-- begin --

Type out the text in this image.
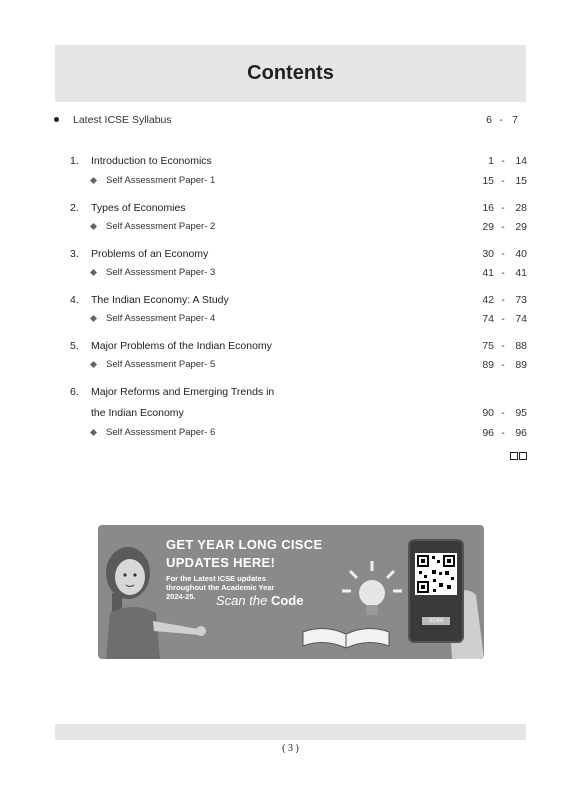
Contents
Latest ICSE Syllabus	6 - 7
1. Introduction to Economics	1 -	14
Self Assessment Paper- 1	15 -	15
2. Types of Economies	16 -	28
Self Assessment Paper- 2	29 -	29
3. Problems of an Economy	30 -	40
Self Assessment Paper- 3	41 -	41
4. The Indian Economy: A Study	42 -	73
Self Assessment Paper- 4	74 -	74
5. Major Problems of the Indian Economy	75 -	88
Self Assessment Paper- 5	89 -	89
6. Major Reforms and Emerging Trends in
the Indian Economy	90 -	95
Self Assessment Paper- 6	96 -	96
GET YEAR LONG CISCE
UPDATES HERE!
For the Latest ICSE updates
throughout the Academic Year
2024-25. Scan the Code
SCAN
( 3 )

-- end --

**TASK INSTRUCTIONS:** Output every entry verbatim. Pictures do not belong in the copy.

**EXPECTED ANSWER:**
Type out the text in this image.
Contents
Latest ICSE Syllabus	6 - 7
1. Introduction to Economics	1 -	14
Self Assessment Paper- 1	15 -	15
2. Types of Economies	16 -	28
Self Assessment Paper- 2	29 -	29
3. Problems of an Economy	30 -	40
Self Assessment Paper- 3	41 -	41
4. The Indian Economy: A Study	42 -	73
Self Assessment Paper- 4	74 -	74
5. Major Problems of the Indian Economy	75 -	88
Self Assessment Paper- 5	89 -	89
6. Major Reforms and Emerging Trends in
the Indian Economy	90 -	95
Self Assessment Paper- 6	96 -	96
GET YEAR LONG CISCE
UPDATES HERE!
For the Latest ICSE updates
throughout the Academic Year
2024-25. Scan the Code
SCAN
( 3 )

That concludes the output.